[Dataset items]
----------------------------------------
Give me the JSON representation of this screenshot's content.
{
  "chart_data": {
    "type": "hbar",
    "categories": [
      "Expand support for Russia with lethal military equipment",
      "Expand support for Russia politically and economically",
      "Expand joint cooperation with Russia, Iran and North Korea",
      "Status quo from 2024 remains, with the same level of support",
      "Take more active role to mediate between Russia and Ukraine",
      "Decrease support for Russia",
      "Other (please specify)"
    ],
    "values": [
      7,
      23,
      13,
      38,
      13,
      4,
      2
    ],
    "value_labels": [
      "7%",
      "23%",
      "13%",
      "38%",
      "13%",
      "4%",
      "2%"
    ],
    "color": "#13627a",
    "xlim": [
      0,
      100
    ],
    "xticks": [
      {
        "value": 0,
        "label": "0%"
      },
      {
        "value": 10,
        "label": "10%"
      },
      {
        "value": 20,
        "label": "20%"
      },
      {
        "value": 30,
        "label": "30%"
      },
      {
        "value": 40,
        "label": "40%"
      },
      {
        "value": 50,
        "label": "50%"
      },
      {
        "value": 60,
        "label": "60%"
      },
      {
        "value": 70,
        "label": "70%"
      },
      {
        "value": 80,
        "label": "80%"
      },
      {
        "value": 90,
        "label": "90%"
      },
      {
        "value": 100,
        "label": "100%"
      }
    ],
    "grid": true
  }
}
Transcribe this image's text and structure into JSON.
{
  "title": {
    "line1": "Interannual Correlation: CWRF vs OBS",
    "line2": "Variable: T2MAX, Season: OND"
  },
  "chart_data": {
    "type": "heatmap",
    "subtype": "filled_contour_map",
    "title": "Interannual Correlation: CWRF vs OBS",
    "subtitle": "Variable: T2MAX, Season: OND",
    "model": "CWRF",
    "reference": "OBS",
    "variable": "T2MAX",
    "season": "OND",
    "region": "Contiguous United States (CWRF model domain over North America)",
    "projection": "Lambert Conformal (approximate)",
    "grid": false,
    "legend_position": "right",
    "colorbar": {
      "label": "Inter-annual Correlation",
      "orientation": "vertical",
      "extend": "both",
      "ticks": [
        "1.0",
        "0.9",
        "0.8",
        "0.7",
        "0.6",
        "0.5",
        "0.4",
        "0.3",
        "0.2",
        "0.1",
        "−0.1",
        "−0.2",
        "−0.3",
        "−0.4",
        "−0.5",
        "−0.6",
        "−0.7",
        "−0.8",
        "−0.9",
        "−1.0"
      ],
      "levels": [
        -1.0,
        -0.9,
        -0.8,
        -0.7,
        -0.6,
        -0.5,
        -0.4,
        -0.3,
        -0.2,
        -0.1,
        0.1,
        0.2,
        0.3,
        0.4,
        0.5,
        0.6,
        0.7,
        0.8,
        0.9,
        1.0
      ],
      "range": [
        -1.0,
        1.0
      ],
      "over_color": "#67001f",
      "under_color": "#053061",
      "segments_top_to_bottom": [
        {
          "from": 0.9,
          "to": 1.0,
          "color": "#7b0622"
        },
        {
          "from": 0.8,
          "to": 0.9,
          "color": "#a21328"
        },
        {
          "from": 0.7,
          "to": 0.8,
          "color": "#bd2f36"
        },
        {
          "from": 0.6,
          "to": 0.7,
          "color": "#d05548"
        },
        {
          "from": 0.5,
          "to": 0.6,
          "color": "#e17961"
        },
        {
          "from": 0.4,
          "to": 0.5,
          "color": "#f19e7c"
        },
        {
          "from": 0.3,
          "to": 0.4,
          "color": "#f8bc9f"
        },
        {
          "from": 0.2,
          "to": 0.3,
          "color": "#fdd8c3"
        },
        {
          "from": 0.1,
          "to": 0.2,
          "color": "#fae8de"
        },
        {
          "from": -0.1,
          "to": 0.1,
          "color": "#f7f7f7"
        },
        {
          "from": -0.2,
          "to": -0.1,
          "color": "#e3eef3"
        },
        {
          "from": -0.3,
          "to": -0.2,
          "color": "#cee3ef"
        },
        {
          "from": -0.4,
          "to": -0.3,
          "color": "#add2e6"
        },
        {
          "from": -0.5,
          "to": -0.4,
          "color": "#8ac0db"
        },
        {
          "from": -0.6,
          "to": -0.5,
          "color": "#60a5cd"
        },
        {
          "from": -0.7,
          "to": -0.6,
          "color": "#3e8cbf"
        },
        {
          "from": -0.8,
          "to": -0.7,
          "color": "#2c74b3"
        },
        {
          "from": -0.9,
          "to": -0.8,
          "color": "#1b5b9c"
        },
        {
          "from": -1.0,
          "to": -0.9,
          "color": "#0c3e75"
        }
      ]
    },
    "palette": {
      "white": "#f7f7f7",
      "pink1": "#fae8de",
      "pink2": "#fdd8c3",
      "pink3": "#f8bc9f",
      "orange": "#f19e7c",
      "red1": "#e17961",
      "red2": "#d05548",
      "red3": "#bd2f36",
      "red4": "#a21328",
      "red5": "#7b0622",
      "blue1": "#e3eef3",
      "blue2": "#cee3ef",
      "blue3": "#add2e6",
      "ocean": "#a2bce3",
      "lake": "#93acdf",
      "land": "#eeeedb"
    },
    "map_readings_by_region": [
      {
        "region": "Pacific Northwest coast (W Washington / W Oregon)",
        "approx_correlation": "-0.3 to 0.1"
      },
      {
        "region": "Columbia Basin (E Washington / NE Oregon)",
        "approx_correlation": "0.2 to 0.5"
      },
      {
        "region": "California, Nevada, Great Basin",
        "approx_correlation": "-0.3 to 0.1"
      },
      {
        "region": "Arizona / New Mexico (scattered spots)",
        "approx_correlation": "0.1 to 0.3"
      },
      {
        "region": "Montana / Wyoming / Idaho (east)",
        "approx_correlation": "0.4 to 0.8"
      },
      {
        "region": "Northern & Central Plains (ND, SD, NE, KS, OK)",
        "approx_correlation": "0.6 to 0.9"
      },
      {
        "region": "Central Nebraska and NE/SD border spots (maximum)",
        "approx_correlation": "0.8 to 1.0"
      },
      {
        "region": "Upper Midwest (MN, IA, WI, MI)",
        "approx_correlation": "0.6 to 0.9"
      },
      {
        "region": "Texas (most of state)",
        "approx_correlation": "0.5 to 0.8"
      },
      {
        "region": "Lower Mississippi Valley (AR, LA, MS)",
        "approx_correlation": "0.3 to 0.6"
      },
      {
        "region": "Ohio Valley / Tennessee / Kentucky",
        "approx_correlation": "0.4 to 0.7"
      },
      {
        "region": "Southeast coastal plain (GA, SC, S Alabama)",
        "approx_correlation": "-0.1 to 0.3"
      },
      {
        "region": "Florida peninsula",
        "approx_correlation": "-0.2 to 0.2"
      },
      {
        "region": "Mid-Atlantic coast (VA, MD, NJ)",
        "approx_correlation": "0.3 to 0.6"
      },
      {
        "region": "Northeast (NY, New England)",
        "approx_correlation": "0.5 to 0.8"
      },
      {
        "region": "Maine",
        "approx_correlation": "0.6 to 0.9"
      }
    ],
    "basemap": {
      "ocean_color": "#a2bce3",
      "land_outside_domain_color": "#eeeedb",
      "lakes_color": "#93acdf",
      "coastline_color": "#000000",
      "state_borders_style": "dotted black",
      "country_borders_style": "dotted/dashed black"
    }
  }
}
----------------------------------------
— WORK TO BE COMPLETED —
Print every entry exactly as it appears.

— RESULT FOR THIS EXERCISE —
Give me the JSON representation of this screenshot's content.
{
  "chart_data": {
    "type": "hbar",
    "categories": [
      "Expand support for Russia with lethal military equipment",
      "Expand support for Russia politically and economically",
      "Expand joint cooperation with Russia, Iran and North Korea",
      "Status quo from 2024 remains, with the same level of support",
      "Take more active role to mediate between Russia and Ukraine",
      "Decrease support for Russia",
      "Other (please specify)"
    ],
    "values": [
      7,
      23,
      13,
      38,
      13,
      4,
      2
    ],
    "value_labels": [
      "7%",
      "23%",
      "13%",
      "38%",
      "13%",
      "4%",
      "2%"
    ],
    "color": "#13627a",
    "xlim": [
      0,
      100
    ],
    "xticks": [
      {
        "value": 0,
        "label": "0%"
      },
      {
        "value": 10,
        "label": "10%"
      },
      {
        "value": 20,
        "label": "20%"
      },
      {
        "value": 30,
        "label": "30%"
      },
      {
        "value": 40,
        "label": "40%"
      },
      {
        "value": 50,
        "label": "50%"
      },
      {
        "value": 60,
        "label": "60%"
      },
      {
        "value": 70,
        "label": "70%"
      },
      {
        "value": 80,
        "label": "80%"
      },
      {
        "value": 90,
        "label": "90%"
      },
      {
        "value": 100,
        "label": "100%"
      }
    ],
    "grid": true
  }
}
Transcribe this image's text and structure into JSON.
{
  "title": {
    "line1": "Interannual Correlation: CWRF vs OBS",
    "line2": "Variable: T2MAX, Season: OND"
  },
  "chart_data": {
    "type": "heatmap",
    "subtype": "filled_contour_map",
    "title": "Interannual Correlation: CWRF vs OBS",
    "subtitle": "Variable: T2MAX, Season: OND",
    "model": "CWRF",
    "reference": "OBS",
    "variable": "T2MAX",
    "season": "OND",
    "region": "Contiguous United States (CWRF model domain over North America)",
    "projection": "Lambert Conformal (approximate)",
    "grid": false,
    "legend_position": "right",
    "colorbar": {
      "label": "Inter-annual Correlation",
      "orientation": "vertical",
      "extend": "both",
      "ticks": [
        "1.0",
        "0.9",
        "0.8",
        "0.7",
        "0.6",
        "0.5",
        "0.4",
        "0.3",
        "0.2",
        "0.1",
        "−0.1",
        "−0.2",
        "−0.3",
        "−0.4",
        "−0.5",
        "−0.6",
        "−0.7",
        "−0.8",
        "−0.9",
        "−1.0"
      ],
      "levels": [
        -1.0,
        -0.9,
        -0.8,
        -0.7,
        -0.6,
        -0.5,
        -0.4,
        -0.3,
        -0.2,
        -0.1,
        0.1,
        0.2,
        0.3,
        0.4,
        0.5,
        0.6,
        0.7,
        0.8,
        0.9,
        1.0
      ],
      "range": [
        -1.0,
        1.0
      ],
      "over_color": "#67001f",
      "under_color": "#053061",
      "segments_top_to_bottom": [
        {
          "from": 0.9,
          "to": 1.0,
          "color": "#7b0622"
        },
        {
          "from": 0.8,
          "to": 0.9,
          "color": "#a21328"
        },
        {
          "from": 0.7,
          "to": 0.8,
          "color": "#bd2f36"
        },
        {
          "from": 0.6,
          "to": 0.7,
          "color": "#d05548"
        },
        {
          "from": 0.5,
          "to": 0.6,
          "color": "#e17961"
        },
        {
          "from": 0.4,
          "to": 0.5,
          "color": "#f19e7c"
        },
        {
          "from": 0.3,
          "to": 0.4,
          "color": "#f8bc9f"
        },
        {
          "from": 0.2,
          "to": 0.3,
          "color": "#fdd8c3"
        },
        {
          "from": 0.1,
          "to": 0.2,
          "color": "#fae8de"
        },
        {
          "from": -0.1,
          "to": 0.1,
          "color": "#f7f7f7"
        },
        {
          "from": -0.2,
          "to": -0.1,
          "color": "#e3eef3"
        },
        {
          "from": -0.3,
          "to": -0.2,
          "color": "#cee3ef"
        },
        {
          "from": -0.4,
          "to": -0.3,
          "color": "#add2e6"
        },
        {
          "from": -0.5,
          "to": -0.4,
          "color": "#8ac0db"
        },
        {
          "from": -0.6,
          "to": -0.5,
          "color": "#60a5cd"
        },
        {
          "from": -0.7,
          "to": -0.6,
          "color": "#3e8cbf"
        },
        {
          "from": -0.8,
          "to": -0.7,
          "color": "#2c74b3"
        },
        {
          "from": -0.9,
          "to": -0.8,
          "color": "#1b5b9c"
        },
        {
          "from": -1.0,
          "to": -0.9,
          "color": "#0c3e75"
        }
      ]
    },
    "palette": {
      "white": "#f7f7f7",
      "pink1": "#fae8de",
      "pink2": "#fdd8c3",
      "pink3": "#f8bc9f",
      "orange": "#f19e7c",
      "red1": "#e17961",
      "red2": "#d05548",
      "red3": "#bd2f36",
      "red4": "#a21328",
      "red5": "#7b0622",
      "blue1": "#e3eef3",
      "blue2": "#cee3ef",
      "blue3": "#add2e6",
      "ocean": "#a2bce3",
      "lake": "#93acdf",
      "land": "#eeeedb"
    },
    "map_readings_by_region": [
      {
        "region": "Pacific Northwest coast (W Washington / W Oregon)",
        "approx_correlation": "-0.3 to 0.1"
      },
      {
        "region": "Columbia Basin (E Washington / NE Oregon)",
        "approx_correlation": "0.2 to 0.5"
      },
      {
        "region": "California, Nevada, Great Basin",
        "approx_correlation": "-0.3 to 0.1"
      },
      {
        "region": "Arizona / New Mexico (scattered spots)",
        "approx_correlation": "0.1 to 0.3"
      },
      {
        "region": "Montana / Wyoming / Idaho (east)",
        "approx_correlation": "0.4 to 0.8"
      },
      {
        "region": "Northern & Central Plains (ND, SD, NE, KS, OK)",
        "approx_correlation": "0.6 to 0.9"
      },
      {
        "region": "Central Nebraska and NE/SD border spots (maximum)",
        "approx_correlation": "0.8 to 1.0"
      },
      {
        "region": "Upper Midwest (MN, IA, WI, MI)",
        "approx_correlation": "0.6 to 0.9"
      },
      {
        "region": "Texas (most of state)",
        "approx_correlation": "0.5 to 0.8"
      },
      {
        "region": "Lower Mississippi Valley (AR, LA, MS)",
        "approx_correlation": "0.3 to 0.6"
      },
      {
        "region": "Ohio Valley / Tennessee / Kentucky",
        "approx_correlation": "0.4 to 0.7"
      },
      {
        "region": "Southeast coastal plain (GA, SC, S Alabama)",
        "approx_correlation": "-0.1 to 0.3"
      },
      {
        "region": "Florida peninsula",
        "approx_correlation": "-0.2 to 0.2"
      },
      {
        "region": "Mid-Atlantic coast (VA, MD, NJ)",
        "approx_correlation": "0.3 to 0.6"
      },
      {
        "region": "Northeast (NY, New England)",
        "approx_correlation": "0.5 to 0.8"
      },
      {
        "region": "Maine",
        "approx_correlation": "0.6 to 0.9"
      }
    ],
    "basemap": {
      "ocean_color": "#a2bce3",
      "land_outside_domain_color": "#eeeedb",
      "lakes_color": "#93acdf",
      "coastline_color": "#000000",
      "state_borders_style": "dotted black",
      "country_borders_style": "dotted/dashed black"
    }
  }
}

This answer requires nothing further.